(Required task) Print the data exactly, leaving nothing out.

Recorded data
--*--
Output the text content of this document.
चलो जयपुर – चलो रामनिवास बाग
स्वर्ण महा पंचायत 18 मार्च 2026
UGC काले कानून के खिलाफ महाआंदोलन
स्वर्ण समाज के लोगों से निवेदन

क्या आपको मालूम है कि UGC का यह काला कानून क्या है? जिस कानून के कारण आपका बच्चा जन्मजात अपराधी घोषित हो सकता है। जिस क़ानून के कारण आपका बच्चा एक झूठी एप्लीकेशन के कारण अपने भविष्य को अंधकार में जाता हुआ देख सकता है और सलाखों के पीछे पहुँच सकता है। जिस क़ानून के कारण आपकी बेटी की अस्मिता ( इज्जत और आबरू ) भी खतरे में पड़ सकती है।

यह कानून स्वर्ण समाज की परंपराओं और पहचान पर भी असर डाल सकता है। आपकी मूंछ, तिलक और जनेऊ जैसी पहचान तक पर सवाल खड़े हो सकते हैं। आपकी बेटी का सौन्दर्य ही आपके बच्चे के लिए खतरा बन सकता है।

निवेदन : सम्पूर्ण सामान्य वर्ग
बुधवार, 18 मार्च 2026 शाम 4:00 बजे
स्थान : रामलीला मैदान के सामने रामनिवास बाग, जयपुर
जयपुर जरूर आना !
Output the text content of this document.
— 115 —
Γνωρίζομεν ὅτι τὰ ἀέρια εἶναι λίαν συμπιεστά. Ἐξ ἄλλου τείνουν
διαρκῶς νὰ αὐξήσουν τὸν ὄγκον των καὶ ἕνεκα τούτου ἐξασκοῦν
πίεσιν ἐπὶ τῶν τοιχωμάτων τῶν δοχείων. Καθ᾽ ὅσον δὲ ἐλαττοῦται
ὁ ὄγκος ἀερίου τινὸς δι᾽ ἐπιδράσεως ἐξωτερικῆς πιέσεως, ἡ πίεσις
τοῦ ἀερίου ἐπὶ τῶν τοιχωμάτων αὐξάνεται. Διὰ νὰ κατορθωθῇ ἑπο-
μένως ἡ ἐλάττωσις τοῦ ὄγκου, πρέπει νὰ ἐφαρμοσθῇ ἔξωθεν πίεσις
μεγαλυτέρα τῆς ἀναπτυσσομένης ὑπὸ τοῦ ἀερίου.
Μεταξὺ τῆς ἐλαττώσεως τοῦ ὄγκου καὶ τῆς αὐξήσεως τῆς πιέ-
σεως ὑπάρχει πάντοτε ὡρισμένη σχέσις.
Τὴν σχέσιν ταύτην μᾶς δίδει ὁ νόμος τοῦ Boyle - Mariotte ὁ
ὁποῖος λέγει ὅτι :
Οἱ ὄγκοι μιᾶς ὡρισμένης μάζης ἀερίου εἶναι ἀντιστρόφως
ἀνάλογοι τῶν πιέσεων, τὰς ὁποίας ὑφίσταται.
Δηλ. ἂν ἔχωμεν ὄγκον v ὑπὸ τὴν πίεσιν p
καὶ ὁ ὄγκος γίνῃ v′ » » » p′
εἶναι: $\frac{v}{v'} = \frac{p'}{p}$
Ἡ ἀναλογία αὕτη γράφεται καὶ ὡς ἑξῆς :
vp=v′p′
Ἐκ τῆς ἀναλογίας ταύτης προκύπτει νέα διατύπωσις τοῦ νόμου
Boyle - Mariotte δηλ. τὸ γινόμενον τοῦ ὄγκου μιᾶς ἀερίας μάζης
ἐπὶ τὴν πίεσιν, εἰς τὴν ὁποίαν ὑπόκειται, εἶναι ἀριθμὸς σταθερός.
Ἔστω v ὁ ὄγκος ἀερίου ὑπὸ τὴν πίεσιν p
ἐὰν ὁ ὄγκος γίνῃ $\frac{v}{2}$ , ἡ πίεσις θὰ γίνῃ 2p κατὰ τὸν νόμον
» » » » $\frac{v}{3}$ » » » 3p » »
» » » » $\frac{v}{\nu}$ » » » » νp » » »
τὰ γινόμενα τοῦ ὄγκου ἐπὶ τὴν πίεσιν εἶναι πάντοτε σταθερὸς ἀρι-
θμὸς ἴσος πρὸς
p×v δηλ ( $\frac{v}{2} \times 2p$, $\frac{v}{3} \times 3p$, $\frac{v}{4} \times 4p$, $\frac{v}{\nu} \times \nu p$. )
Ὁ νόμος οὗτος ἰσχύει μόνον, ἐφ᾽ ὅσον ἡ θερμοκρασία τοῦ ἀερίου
--*--
(Response)
Output the text content of this document.
चलो जयपुर – चलो रामनिवास बाग
स्वर्ण महा पंचायत 18 मार्च 2026
UGC काले कानून के खिलाफ महाआंदोलन
स्वर्ण समाज के लोगों से निवेदन

क्या आपको मालूम है कि UGC का यह काला कानून क्या है? जिस कानून के कारण आपका बच्चा जन्मजात अपराधी घोषित हो सकता है। जिस क़ानून के कारण आपका बच्चा एक झूठी एप्लीकेशन के कारण अपने भविष्य को अंधकार में जाता हुआ देख सकता है और सलाखों के पीछे पहुँच सकता है। जिस क़ानून के कारण आपकी बेटी की अस्मिता ( इज्जत और आबरू ) भी खतरे में पड़ सकती है।

यह कानून स्वर्ण समाज की परंपराओं और पहचान पर भी असर डाल सकता है। आपकी मूंछ, तिलक और जनेऊ जैसी पहचान तक पर सवाल खड़े हो सकते हैं। आपकी बेटी का सौन्दर्य ही आपके बच्चे के लिए खतरा बन सकता है।

निवेदन : सम्पूर्ण सामान्य वर्ग
बुधवार, 18 मार्च 2026 शाम 4:00 बजे
स्थान : रामलीला मैदान के सामने रामनिवास बाग, जयपुर
जयपुर जरूर आना !
Output the text content of this document.
— 115 —
Γνωρίζομεν ὅτι τὰ ἀέρια εἶναι λίαν συμπιεστά. Ἐξ ἄλλου τείνουν
διαρκῶς νὰ αὐξήσουν τὸν ὄγκον των καὶ ἕνεκα τούτου ἐξασκοῦν
πίεσιν ἐπὶ τῶν τοιχωμάτων τῶν δοχείων. Καθ᾽ ὅσον δὲ ἐλαττοῦται
ὁ ὄγκος ἀερίου τινὸς δι᾽ ἐπιδράσεως ἐξωτερικῆς πιέσεως, ἡ πίεσις
τοῦ ἀερίου ἐπὶ τῶν τοιχωμάτων αὐξάνεται. Διὰ νὰ κατορθωθῇ ἑπο-
μένως ἡ ἐλάττωσις τοῦ ὄγκου, πρέπει νὰ ἐφαρμοσθῇ ἔξωθεν πίεσις
μεγαλυτέρα τῆς ἀναπτυσσομένης ὑπὸ τοῦ ἀερίου.
Μεταξὺ τῆς ἐλαττώσεως τοῦ ὄγκου καὶ τῆς αὐξήσεως τῆς πιέ-
σεως ὑπάρχει πάντοτε ὡρισμένη σχέσις.
Τὴν σχέσιν ταύτην μᾶς δίδει ὁ νόμος τοῦ Boyle - Mariotte ὁ
ὁποῖος λέγει ὅτι :
Οἱ ὄγκοι μιᾶς ὡρισμένης μάζης ἀερίου εἶναι ἀντιστρόφως
ἀνάλογοι τῶν πιέσεων, τὰς ὁποίας ὑφίσταται.
Δηλ. ἂν ἔχωμεν ὄγκον v ὑπὸ τὴν πίεσιν p
καὶ ὁ ὄγκος γίνῃ v′ » » » p′
εἶναι: $\frac{v}{v'} = \frac{p'}{p}$
Ἡ ἀναλογία αὕτη γράφεται καὶ ὡς ἑξῆς :
vp=v′p′
Ἐκ τῆς ἀναλογίας ταύτης προκύπτει νέα διατύπωσις τοῦ νόμου
Boyle - Mariotte δηλ. τὸ γινόμενον τοῦ ὄγκου μιᾶς ἀερίας μάζης
ἐπὶ τὴν πίεσιν, εἰς τὴν ὁποίαν ὑπόκειται, εἶναι ἀριθμὸς σταθερός.
Ἔστω v ὁ ὄγκος ἀερίου ὑπὸ τὴν πίεσιν p
ἐὰν ὁ ὄγκος γίνῃ $\frac{v}{2}$ , ἡ πίεσις θὰ γίνῃ 2p κατὰ τὸν νόμον
» » » » $\frac{v}{3}$ » » » 3p » »
» » » » $\frac{v}{\nu}$ » » » » νp » » »
τὰ γινόμενα τοῦ ὄγκου ἐπὶ τὴν πίεσιν εἶναι πάντοτε σταθερὸς ἀρι-
θμὸς ἴσος πρὸς
p×v δηλ ( $\frac{v}{2} \times 2p$, $\frac{v}{3} \times 3p$, $\frac{v}{4} \times 4p$, $\frac{v}{\nu} \times \nu p$. )
Ὁ νόμος οὗτος ἰσχύει μόνον, ἐφ᾽ ὅσον ἡ θερμοκρασία τοῦ ἀερίου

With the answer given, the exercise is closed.